Data tied to figure images:
· · · · ·
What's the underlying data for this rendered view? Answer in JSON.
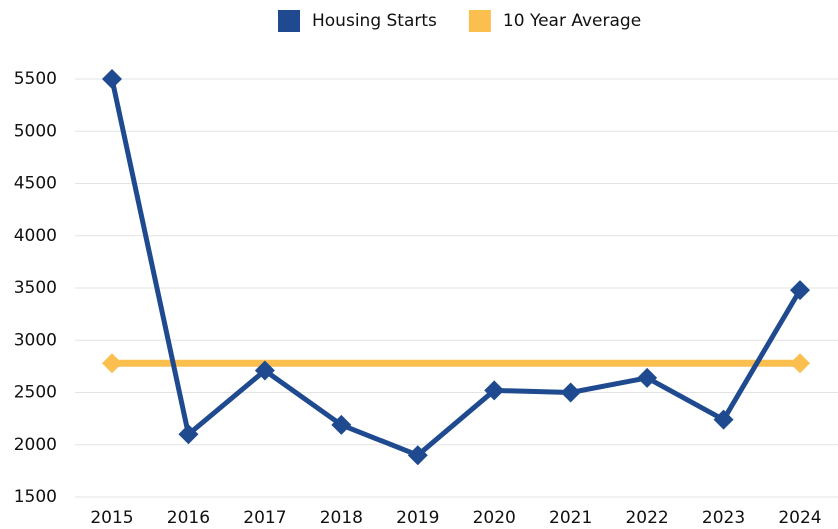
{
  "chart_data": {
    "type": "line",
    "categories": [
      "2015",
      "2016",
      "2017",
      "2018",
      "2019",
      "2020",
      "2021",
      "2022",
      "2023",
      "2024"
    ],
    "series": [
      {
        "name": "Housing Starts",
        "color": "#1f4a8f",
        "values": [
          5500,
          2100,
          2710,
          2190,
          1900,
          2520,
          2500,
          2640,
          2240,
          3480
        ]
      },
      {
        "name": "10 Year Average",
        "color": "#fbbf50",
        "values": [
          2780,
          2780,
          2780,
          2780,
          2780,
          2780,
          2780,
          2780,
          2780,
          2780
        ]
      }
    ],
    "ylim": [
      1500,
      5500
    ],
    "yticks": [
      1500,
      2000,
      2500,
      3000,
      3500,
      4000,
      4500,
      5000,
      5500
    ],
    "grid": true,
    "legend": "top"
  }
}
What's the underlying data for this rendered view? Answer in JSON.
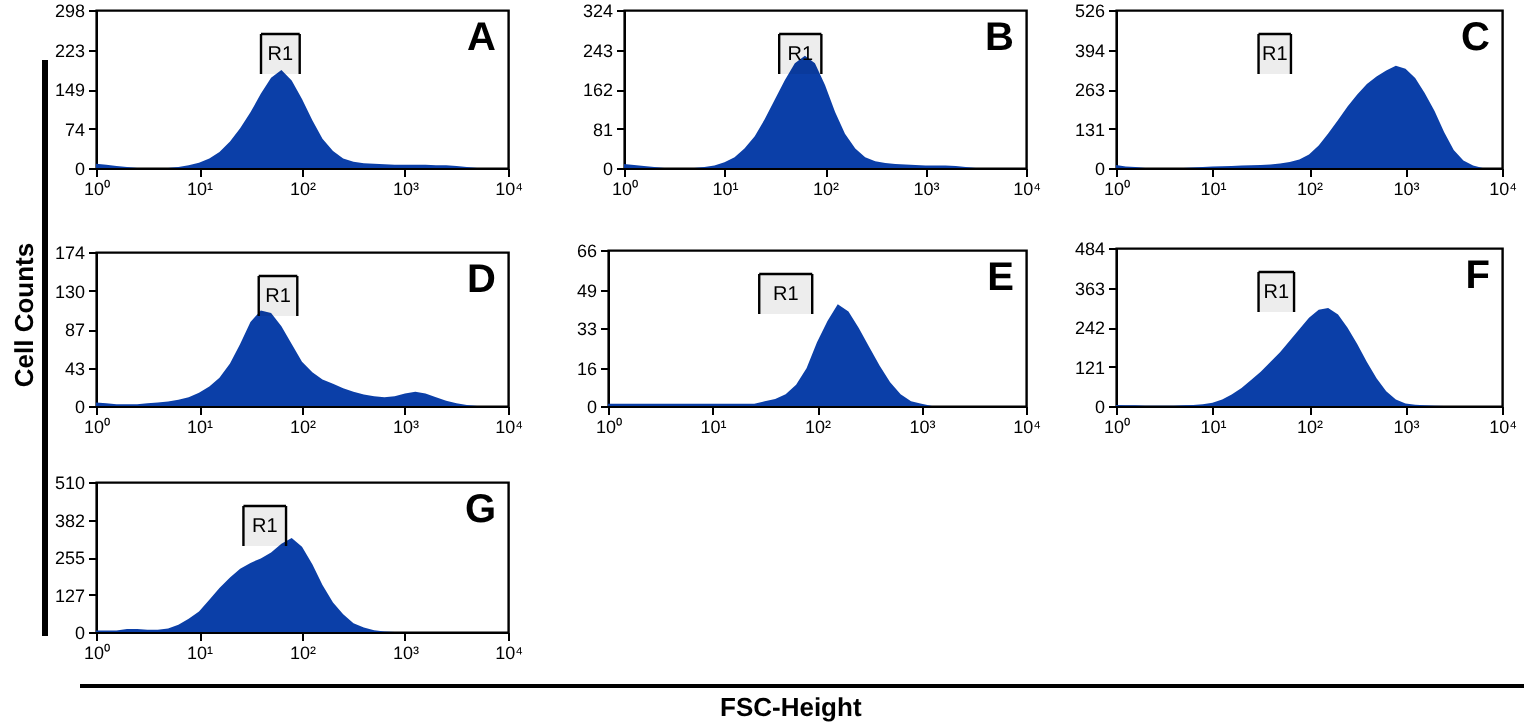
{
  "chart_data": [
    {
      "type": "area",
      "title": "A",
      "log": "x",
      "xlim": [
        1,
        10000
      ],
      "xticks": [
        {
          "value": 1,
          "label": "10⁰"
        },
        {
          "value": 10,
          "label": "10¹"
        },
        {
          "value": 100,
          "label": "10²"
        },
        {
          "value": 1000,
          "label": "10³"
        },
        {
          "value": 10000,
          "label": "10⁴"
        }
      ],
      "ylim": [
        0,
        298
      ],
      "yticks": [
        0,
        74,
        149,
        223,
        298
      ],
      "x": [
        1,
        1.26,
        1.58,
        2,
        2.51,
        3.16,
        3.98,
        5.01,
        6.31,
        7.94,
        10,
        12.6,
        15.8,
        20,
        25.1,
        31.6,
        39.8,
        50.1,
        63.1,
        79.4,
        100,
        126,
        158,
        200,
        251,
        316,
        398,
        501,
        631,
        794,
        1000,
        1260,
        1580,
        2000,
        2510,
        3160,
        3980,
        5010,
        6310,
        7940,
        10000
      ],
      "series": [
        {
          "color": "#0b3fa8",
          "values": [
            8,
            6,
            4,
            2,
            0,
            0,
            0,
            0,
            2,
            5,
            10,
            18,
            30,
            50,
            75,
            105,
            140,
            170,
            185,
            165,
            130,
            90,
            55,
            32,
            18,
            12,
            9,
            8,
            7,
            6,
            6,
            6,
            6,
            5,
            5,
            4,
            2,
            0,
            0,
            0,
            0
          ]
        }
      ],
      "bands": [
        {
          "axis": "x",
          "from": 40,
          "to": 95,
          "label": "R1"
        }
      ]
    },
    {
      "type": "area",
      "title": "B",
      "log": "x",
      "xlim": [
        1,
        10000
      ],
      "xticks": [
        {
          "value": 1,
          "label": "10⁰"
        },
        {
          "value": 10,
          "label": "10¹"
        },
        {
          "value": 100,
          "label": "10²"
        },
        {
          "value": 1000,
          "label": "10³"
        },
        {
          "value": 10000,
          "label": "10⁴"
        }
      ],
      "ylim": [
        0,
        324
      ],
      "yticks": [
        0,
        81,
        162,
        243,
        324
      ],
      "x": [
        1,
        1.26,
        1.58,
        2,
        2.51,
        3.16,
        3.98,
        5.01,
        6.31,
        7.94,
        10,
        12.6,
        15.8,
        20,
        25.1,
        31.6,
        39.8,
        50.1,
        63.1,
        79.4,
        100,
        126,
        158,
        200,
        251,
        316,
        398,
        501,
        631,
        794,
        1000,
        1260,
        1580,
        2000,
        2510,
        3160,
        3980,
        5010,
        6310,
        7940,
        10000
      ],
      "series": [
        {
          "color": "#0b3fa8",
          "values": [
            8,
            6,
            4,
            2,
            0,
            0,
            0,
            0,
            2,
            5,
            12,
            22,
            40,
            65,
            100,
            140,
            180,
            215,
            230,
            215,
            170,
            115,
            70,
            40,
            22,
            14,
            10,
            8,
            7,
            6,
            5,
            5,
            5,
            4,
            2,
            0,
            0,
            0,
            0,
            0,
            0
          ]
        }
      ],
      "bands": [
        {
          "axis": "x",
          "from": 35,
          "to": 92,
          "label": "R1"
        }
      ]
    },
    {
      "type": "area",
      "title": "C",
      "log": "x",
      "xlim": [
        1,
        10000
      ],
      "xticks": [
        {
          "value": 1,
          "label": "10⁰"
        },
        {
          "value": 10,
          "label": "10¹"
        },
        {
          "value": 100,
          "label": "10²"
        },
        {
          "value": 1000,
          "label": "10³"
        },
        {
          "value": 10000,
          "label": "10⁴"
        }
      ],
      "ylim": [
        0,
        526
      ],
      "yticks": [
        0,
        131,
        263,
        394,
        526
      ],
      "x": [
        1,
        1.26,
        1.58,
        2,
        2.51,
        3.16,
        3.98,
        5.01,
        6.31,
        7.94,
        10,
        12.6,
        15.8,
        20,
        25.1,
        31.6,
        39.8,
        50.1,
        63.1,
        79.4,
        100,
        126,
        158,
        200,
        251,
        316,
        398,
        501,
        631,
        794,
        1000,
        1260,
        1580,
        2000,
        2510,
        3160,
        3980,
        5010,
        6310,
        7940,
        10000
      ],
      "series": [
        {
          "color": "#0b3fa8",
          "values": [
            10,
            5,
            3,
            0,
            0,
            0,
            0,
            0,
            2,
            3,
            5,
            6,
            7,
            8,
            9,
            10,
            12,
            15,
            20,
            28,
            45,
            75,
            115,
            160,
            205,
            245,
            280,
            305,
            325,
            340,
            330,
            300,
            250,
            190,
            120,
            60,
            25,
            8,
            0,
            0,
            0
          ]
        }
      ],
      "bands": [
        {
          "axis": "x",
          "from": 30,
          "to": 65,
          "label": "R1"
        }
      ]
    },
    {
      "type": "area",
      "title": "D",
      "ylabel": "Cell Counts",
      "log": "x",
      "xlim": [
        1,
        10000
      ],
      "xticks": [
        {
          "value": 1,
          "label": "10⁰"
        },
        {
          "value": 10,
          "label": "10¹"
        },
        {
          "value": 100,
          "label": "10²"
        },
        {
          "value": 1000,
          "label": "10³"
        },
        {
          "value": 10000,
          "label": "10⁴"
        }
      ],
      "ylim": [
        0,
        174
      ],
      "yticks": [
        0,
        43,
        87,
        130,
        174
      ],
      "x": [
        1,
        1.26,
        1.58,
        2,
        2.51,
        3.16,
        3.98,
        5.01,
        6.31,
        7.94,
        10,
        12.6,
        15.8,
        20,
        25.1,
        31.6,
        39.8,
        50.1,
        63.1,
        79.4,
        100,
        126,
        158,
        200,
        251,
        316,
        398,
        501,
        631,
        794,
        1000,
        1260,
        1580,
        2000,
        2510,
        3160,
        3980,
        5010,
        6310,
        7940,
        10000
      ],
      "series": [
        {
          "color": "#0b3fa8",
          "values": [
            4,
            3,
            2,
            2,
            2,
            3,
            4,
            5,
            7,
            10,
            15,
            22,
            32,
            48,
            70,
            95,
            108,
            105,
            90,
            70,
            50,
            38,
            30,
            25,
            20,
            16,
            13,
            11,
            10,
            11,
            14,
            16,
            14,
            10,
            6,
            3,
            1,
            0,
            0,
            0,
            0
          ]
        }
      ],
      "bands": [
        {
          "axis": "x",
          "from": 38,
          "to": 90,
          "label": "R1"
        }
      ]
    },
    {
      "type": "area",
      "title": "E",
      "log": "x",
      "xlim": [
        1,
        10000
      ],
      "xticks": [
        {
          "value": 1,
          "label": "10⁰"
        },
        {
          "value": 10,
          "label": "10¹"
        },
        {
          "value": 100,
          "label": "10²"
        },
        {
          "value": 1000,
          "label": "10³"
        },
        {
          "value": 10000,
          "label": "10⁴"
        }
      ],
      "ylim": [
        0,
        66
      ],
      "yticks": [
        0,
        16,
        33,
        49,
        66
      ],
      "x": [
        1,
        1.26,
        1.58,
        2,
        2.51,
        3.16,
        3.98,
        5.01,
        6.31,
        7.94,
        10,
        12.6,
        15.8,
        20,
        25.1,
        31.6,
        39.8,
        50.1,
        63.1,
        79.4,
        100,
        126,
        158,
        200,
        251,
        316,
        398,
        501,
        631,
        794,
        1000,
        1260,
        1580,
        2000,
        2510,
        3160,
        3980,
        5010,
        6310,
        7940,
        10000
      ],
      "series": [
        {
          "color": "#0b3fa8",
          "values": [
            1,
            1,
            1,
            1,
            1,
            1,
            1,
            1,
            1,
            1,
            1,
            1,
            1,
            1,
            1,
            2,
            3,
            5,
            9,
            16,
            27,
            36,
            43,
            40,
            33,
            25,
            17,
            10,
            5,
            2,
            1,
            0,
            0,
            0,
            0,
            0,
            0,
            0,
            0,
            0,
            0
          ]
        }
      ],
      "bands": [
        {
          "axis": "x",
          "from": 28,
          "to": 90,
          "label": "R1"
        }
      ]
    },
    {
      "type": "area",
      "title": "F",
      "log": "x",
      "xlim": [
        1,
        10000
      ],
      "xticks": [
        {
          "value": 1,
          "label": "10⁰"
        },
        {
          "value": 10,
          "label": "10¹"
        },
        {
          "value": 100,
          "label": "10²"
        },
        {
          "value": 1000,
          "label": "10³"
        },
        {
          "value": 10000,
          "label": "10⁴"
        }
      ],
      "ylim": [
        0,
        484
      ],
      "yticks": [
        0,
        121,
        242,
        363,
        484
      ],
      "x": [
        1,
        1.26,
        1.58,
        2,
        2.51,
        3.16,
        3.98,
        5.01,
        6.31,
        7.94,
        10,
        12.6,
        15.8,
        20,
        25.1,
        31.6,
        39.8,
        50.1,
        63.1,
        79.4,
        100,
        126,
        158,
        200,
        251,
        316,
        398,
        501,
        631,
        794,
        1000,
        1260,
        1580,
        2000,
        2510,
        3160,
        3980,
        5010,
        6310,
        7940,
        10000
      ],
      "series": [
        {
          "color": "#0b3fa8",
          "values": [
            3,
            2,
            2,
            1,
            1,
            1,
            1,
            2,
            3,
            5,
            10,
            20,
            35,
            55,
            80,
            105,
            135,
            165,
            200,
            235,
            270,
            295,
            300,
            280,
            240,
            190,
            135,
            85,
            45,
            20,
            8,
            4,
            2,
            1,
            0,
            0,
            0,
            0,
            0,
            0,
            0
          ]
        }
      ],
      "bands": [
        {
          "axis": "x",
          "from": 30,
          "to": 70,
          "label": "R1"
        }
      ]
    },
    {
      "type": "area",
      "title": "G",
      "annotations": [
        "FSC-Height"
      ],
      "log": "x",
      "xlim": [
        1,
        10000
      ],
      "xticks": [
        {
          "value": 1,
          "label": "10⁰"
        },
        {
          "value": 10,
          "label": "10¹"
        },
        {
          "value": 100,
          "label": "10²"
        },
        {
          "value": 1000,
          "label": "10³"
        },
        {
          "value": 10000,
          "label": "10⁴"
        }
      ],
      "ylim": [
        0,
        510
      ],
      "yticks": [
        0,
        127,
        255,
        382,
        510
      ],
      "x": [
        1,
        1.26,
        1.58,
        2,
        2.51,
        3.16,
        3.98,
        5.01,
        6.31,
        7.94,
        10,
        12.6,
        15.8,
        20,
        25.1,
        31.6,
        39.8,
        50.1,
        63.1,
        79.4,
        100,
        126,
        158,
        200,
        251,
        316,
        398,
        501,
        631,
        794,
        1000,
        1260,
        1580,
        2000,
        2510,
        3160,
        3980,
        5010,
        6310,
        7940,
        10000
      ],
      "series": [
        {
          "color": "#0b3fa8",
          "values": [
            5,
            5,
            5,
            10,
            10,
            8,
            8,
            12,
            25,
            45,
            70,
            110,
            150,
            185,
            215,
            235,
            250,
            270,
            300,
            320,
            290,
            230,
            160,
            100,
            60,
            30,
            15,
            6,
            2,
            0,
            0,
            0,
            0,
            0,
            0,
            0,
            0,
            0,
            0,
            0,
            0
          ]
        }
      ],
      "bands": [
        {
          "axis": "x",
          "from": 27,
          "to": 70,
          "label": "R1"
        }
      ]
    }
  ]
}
· · · · ·
From the records given above, copy all lines containing "name".

        "name": "Housing Starts",
        "name": "10 Year Average",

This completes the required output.